WORK INSTRUCTIONS: Search the material below for the word "handle" and copy every line in which it occurs.

>>>

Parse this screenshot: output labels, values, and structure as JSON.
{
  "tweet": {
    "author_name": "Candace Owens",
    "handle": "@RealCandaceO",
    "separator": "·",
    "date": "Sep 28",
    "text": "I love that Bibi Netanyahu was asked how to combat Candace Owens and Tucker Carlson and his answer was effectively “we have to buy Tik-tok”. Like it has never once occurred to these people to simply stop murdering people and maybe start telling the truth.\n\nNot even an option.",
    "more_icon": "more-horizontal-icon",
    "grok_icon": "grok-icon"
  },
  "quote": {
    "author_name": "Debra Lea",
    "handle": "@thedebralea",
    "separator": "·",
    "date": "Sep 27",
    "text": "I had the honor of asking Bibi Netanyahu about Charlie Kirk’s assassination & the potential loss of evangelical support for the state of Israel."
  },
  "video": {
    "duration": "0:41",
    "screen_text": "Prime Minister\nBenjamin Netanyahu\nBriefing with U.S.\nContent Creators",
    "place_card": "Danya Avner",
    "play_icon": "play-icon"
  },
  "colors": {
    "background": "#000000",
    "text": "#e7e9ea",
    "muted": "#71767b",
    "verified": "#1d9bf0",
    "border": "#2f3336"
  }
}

<<<

ANSWER TO THE EXERCISE:
    "handle": "@RealCandaceO",
    "handle": "@thedebralea",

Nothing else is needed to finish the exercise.